:: Problem ::
Please rename every "bullet-icon" in the data below to "bullet-marker", keeping everything else unchanged.

>> begin

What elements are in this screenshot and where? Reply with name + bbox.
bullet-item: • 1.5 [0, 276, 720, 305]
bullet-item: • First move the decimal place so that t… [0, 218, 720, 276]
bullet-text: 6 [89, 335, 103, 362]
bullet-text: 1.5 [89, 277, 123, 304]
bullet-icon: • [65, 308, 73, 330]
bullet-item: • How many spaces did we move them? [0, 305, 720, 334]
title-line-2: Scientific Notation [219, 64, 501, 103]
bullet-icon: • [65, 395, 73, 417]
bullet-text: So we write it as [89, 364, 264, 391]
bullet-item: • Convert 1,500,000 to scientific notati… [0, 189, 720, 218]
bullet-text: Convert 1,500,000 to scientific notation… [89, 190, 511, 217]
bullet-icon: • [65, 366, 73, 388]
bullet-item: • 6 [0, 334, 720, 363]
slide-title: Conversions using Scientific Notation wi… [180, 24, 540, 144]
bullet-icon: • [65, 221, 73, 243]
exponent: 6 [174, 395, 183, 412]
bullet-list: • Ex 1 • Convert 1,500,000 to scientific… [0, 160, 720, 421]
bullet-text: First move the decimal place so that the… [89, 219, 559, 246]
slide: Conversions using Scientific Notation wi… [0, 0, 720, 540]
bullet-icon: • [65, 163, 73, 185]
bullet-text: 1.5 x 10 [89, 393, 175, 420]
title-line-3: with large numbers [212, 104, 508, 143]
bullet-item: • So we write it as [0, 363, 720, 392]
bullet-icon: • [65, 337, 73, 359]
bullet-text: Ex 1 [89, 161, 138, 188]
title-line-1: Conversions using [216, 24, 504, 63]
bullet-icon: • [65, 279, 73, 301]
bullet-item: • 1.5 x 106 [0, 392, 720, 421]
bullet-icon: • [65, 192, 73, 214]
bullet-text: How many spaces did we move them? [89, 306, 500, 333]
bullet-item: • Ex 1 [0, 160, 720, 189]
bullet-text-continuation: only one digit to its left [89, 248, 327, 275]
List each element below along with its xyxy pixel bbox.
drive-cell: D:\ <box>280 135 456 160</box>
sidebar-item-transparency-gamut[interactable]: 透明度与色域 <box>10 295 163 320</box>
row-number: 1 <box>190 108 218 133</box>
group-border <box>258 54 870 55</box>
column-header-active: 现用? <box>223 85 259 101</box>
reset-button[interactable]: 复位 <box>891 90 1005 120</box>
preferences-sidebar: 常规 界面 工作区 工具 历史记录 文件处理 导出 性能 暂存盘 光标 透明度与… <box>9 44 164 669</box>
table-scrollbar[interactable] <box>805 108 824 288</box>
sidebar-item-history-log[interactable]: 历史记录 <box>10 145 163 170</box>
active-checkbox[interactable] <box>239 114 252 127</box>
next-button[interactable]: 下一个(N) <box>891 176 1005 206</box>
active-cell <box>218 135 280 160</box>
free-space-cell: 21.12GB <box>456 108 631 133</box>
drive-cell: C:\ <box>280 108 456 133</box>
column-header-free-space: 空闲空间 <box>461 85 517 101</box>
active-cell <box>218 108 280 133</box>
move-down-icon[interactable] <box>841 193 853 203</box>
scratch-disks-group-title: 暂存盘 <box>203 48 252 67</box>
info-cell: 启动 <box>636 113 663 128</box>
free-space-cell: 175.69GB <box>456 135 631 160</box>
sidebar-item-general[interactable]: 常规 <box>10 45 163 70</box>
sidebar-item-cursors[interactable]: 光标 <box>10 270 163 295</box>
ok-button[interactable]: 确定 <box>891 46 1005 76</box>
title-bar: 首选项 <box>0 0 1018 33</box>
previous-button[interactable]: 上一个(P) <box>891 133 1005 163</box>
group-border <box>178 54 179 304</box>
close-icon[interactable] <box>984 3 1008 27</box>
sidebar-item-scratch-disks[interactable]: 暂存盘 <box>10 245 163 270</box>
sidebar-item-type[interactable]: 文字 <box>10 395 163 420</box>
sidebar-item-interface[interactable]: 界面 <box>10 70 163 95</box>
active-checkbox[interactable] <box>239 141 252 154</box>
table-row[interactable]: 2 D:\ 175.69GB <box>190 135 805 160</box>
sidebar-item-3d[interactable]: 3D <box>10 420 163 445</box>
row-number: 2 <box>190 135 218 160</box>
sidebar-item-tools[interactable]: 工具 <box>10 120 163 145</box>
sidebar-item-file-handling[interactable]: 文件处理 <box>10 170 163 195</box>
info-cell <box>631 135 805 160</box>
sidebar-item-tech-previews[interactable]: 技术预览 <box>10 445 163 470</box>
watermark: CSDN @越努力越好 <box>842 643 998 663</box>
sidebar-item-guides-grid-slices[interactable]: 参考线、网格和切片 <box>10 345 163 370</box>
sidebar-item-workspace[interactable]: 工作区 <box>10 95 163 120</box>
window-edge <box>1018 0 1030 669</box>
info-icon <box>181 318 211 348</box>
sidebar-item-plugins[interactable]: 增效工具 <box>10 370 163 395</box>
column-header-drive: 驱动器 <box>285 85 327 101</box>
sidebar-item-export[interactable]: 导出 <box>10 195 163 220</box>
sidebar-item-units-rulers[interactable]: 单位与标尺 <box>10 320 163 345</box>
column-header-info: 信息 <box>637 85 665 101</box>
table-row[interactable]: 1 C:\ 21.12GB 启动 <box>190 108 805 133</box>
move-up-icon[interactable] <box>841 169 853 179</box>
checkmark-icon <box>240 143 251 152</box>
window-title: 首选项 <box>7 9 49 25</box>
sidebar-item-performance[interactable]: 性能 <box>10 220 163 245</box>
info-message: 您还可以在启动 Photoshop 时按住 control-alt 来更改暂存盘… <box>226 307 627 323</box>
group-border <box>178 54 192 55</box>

>> end

:: Written reply ::
What elements are in this screenshot and where? Reply with name + bbox.
bullet-item: • 1.5 [0, 276, 720, 305]
bullet-item: • First move the decimal place so that t… [0, 218, 720, 276]
bullet-text: 6 [89, 335, 103, 362]
bullet-text: 1.5 [89, 277, 123, 304]
bullet-marker: • [65, 308, 73, 330]
bullet-item: • How many spaces did we move them? [0, 305, 720, 334]
title-line-2: Scientific Notation [219, 64, 501, 103]
bullet-marker: • [65, 395, 73, 417]
bullet-text: So we write it as [89, 364, 264, 391]
bullet-item: • Convert 1,500,000 to scientific notati… [0, 189, 720, 218]
bullet-text: Convert 1,500,000 to scientific notation… [89, 190, 511, 217]
bullet-marker: • [65, 366, 73, 388]
bullet-item: • 6 [0, 334, 720, 363]
slide-title: Conversions using Scientific Notation wi… [180, 24, 540, 144]
bullet-marker: • [65, 221, 73, 243]
exponent: 6 [174, 395, 183, 412]
bullet-list: • Ex 1 • Convert 1,500,000 to scientific… [0, 160, 720, 421]
bullet-text: First move the decimal place so that the… [89, 219, 559, 246]
slide: Conversions using Scientific Notation wi… [0, 0, 720, 540]
bullet-marker: • [65, 163, 73, 185]
bullet-text: 1.5 x 10 [89, 393, 175, 420]
title-line-3: with large numbers [212, 104, 508, 143]
bullet-item: • So we write it as [0, 363, 720, 392]
bullet-marker: • [65, 337, 73, 359]
bullet-text: Ex 1 [89, 161, 138, 188]
title-line-1: Conversions using [216, 24, 504, 63]
bullet-marker: • [65, 279, 73, 301]
bullet-item: • 1.5 x 106 [0, 392, 720, 421]
bullet-marker: • [65, 192, 73, 214]
bullet-text: How many spaces did we move them? [89, 306, 500, 333]
bullet-item: • Ex 1 [0, 160, 720, 189]
bullet-text-continuation: only one digit to its left [89, 248, 327, 275]
List each element below along with its xyxy pixel bbox.
drive-cell: D:\ <box>280 135 456 160</box>
sidebar-item-transparency-gamut[interactable]: 透明度与色域 <box>10 295 163 320</box>
row-number: 1 <box>190 108 218 133</box>
group-border <box>258 54 870 55</box>
column-header-active: 现用? <box>223 85 259 101</box>
reset-button[interactable]: 复位 <box>891 90 1005 120</box>
preferences-sidebar: 常规 界面 工作区 工具 历史记录 文件处理 导出 性能 暂存盘 光标 透明度与… <box>9 44 164 669</box>
table-scrollbar[interactable] <box>805 108 824 288</box>
sidebar-item-history-log[interactable]: 历史记录 <box>10 145 163 170</box>
active-checkbox[interactable] <box>239 114 252 127</box>
next-button[interactable]: 下一个(N) <box>891 176 1005 206</box>
active-cell <box>218 135 280 160</box>
free-space-cell: 21.12GB <box>456 108 631 133</box>
drive-cell: C:\ <box>280 108 456 133</box>
column-header-free-space: 空闲空间 <box>461 85 517 101</box>
active-cell <box>218 108 280 133</box>
move-down-icon[interactable] <box>841 193 853 203</box>
scratch-disks-group-title: 暂存盘 <box>203 48 252 67</box>
info-cell: 启动 <box>636 113 663 128</box>
free-space-cell: 175.69GB <box>456 135 631 160</box>
sidebar-item-general[interactable]: 常规 <box>10 45 163 70</box>
sidebar-item-cursors[interactable]: 光标 <box>10 270 163 295</box>
ok-button[interactable]: 确定 <box>891 46 1005 76</box>
title-bar: 首选项 <box>0 0 1018 33</box>
previous-button[interactable]: 上一个(P) <box>891 133 1005 163</box>
group-border <box>178 54 179 304</box>
close-icon[interactable] <box>984 3 1008 27</box>
sidebar-item-scratch-disks[interactable]: 暂存盘 <box>10 245 163 270</box>
sidebar-item-type[interactable]: 文字 <box>10 395 163 420</box>
sidebar-item-interface[interactable]: 界面 <box>10 70 163 95</box>
active-checkbox[interactable] <box>239 141 252 154</box>
table-row[interactable]: 2 D:\ 175.69GB <box>190 135 805 160</box>
sidebar-item-3d[interactable]: 3D <box>10 420 163 445</box>
row-number: 2 <box>190 135 218 160</box>
sidebar-item-tools[interactable]: 工具 <box>10 120 163 145</box>
sidebar-item-file-handling[interactable]: 文件处理 <box>10 170 163 195</box>
info-cell <box>631 135 805 160</box>
sidebar-item-tech-previews[interactable]: 技术预览 <box>10 445 163 470</box>
watermark: CSDN @越努力越好 <box>842 643 998 663</box>
sidebar-item-guides-grid-slices[interactable]: 参考线、网格和切片 <box>10 345 163 370</box>
sidebar-item-workspace[interactable]: 工作区 <box>10 95 163 120</box>
window-edge <box>1018 0 1030 669</box>
info-icon <box>181 318 211 348</box>
sidebar-item-plugins[interactable]: 增效工具 <box>10 370 163 395</box>
column-header-drive: 驱动器 <box>285 85 327 101</box>
sidebar-item-export[interactable]: 导出 <box>10 195 163 220</box>
sidebar-item-units-rulers[interactable]: 单位与标尺 <box>10 320 163 345</box>
column-header-info: 信息 <box>637 85 665 101</box>
table-row[interactable]: 1 C:\ 21.12GB 启动 <box>190 108 805 133</box>
move-up-icon[interactable] <box>841 169 853 179</box>
checkmark-icon <box>240 143 251 152</box>
window-title: 首选项 <box>7 9 49 25</box>
sidebar-item-performance[interactable]: 性能 <box>10 220 163 245</box>
info-message: 您还可以在启动 Photoshop 时按住 control-alt 来更改暂存盘… <box>226 307 627 323</box>
group-border <box>178 54 192 55</box>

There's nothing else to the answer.